◆ **Given records**:
********
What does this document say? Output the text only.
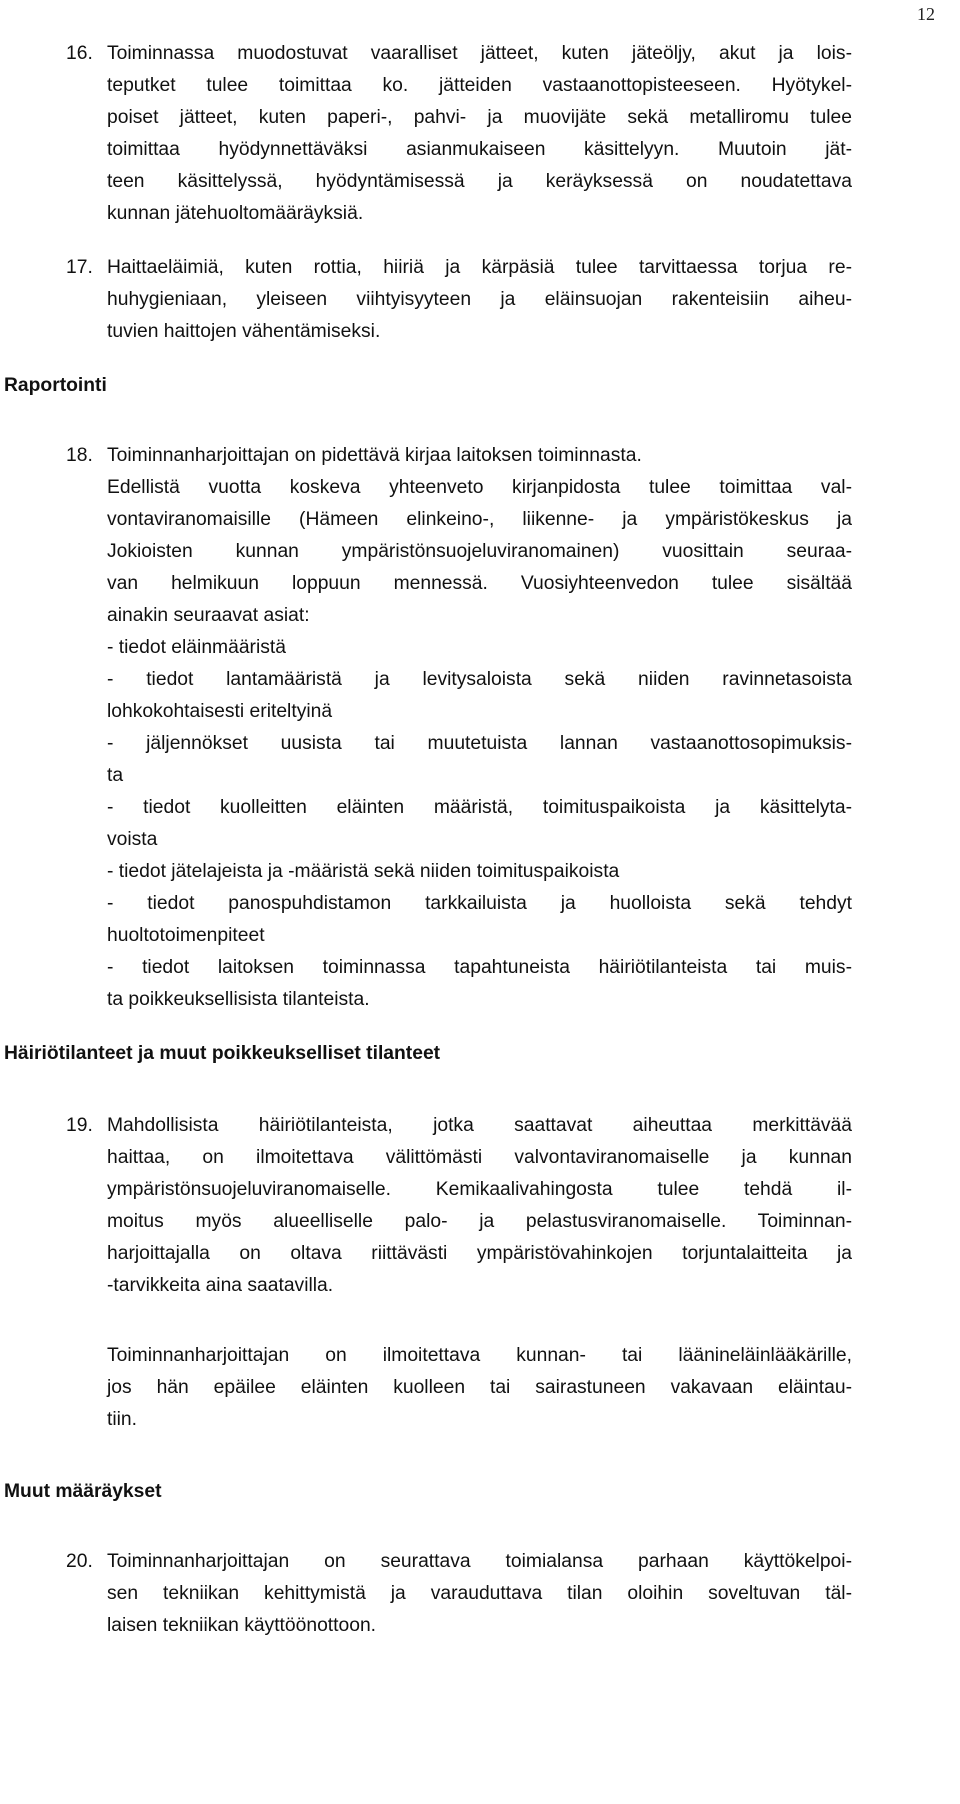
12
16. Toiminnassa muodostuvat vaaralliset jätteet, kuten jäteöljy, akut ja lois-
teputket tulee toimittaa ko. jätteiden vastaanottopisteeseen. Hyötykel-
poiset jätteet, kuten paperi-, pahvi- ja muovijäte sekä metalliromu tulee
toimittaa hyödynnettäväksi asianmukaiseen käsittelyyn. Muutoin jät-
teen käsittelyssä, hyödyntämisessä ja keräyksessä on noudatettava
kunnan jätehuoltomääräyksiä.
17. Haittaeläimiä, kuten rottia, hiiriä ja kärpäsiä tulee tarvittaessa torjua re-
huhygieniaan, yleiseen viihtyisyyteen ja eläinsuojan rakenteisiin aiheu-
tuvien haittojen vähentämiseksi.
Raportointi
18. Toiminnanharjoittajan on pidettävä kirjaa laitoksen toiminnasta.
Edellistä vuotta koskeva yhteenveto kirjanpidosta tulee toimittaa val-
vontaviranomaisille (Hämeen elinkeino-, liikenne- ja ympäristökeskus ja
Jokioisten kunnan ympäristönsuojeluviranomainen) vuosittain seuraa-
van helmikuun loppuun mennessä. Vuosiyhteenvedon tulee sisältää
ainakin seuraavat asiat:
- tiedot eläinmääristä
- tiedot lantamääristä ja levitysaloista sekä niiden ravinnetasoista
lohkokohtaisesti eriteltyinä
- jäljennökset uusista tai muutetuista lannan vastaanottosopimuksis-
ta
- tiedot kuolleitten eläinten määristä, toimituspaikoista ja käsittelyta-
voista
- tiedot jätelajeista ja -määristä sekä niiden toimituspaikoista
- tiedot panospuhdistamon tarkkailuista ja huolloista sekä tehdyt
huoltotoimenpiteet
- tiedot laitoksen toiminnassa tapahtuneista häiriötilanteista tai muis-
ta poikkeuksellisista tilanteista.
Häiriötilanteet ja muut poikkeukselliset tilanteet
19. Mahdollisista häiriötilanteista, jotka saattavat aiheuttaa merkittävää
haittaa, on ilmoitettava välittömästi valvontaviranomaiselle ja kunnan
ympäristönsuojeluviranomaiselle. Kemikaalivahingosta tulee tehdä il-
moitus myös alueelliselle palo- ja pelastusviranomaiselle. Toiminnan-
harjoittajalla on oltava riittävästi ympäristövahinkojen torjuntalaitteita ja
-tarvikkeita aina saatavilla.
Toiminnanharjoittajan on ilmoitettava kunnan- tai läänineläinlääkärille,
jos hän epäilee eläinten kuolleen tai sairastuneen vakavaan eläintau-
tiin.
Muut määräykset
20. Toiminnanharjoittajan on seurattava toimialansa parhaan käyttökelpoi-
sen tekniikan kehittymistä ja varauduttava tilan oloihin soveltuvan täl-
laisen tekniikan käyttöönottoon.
********
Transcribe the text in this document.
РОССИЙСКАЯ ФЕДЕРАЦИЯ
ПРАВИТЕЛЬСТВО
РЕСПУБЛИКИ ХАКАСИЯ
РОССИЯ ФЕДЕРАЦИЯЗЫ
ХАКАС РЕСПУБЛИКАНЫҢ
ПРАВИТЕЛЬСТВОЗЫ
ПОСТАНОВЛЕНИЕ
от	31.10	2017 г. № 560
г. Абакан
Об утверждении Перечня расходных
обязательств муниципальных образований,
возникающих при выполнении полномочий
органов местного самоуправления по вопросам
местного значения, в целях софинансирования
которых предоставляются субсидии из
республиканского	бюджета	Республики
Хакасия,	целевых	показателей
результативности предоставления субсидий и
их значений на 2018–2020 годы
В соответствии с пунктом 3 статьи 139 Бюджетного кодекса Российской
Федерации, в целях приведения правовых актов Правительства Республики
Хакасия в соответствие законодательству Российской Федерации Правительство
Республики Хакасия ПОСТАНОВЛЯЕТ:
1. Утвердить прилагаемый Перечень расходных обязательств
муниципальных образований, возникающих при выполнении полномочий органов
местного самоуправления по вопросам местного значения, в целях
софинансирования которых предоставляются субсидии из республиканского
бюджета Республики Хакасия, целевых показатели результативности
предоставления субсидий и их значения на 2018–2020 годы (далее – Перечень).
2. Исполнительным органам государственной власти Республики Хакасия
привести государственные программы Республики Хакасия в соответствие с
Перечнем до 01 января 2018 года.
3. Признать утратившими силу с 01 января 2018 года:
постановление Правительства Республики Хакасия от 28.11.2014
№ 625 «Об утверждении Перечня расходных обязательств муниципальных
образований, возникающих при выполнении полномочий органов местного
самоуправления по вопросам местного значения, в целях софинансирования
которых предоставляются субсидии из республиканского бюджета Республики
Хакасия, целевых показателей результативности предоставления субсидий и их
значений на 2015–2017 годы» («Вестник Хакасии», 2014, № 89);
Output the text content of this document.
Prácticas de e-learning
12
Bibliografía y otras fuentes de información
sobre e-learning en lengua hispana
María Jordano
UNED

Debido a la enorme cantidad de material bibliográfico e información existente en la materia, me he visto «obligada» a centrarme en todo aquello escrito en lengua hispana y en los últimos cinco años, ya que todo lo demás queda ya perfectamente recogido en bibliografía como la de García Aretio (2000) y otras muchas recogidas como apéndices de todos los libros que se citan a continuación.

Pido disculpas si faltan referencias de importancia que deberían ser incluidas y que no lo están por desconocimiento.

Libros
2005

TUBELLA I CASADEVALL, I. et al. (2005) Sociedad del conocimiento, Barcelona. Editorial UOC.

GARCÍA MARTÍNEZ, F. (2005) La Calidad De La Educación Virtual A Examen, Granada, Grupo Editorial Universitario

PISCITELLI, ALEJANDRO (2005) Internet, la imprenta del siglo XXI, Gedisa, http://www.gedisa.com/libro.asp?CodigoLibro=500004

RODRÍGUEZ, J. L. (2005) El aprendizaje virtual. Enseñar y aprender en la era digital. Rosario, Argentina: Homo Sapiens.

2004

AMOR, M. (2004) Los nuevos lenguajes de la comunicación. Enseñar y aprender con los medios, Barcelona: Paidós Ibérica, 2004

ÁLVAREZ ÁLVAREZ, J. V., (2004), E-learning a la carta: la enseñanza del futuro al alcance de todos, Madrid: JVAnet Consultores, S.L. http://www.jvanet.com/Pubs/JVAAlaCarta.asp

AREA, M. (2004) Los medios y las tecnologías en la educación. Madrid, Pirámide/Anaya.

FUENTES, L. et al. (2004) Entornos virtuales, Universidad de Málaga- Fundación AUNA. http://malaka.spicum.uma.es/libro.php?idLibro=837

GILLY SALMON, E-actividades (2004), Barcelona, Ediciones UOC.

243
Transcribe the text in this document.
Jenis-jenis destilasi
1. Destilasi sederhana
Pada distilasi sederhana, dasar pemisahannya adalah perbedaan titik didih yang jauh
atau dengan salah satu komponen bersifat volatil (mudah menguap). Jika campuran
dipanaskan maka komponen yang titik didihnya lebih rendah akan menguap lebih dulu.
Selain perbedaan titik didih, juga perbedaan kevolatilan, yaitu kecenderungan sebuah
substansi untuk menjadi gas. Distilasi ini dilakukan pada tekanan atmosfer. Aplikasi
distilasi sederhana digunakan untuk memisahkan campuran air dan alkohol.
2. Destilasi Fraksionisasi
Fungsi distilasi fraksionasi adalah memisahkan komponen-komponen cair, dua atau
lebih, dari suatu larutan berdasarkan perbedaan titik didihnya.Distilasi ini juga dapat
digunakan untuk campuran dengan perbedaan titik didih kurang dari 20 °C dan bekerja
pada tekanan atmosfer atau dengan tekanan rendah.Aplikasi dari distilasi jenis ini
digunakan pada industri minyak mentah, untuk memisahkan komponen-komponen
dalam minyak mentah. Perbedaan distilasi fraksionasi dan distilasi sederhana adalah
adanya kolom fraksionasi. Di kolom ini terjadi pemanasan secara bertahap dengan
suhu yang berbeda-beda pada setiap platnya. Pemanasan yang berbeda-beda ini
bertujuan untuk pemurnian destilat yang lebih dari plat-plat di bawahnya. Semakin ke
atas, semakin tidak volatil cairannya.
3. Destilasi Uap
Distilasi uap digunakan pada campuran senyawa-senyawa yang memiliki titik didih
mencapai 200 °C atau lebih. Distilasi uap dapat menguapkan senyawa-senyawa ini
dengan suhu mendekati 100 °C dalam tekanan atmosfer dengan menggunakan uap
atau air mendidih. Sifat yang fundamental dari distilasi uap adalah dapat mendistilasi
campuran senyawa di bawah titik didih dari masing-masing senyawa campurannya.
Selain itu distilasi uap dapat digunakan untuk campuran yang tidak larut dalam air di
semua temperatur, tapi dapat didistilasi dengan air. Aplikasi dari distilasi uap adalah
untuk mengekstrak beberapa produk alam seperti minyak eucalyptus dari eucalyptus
********
◆ **Problem details**: Identify every line above with the string "mentah" in it. Copy those lines.

◆ **Expected answer**:
digunakan pada industri minyak mentah, untuk memisahkan komponen-komponen
dalam minyak mentah. Perbedaan distilasi fraksionasi dan distilasi sederhana adalah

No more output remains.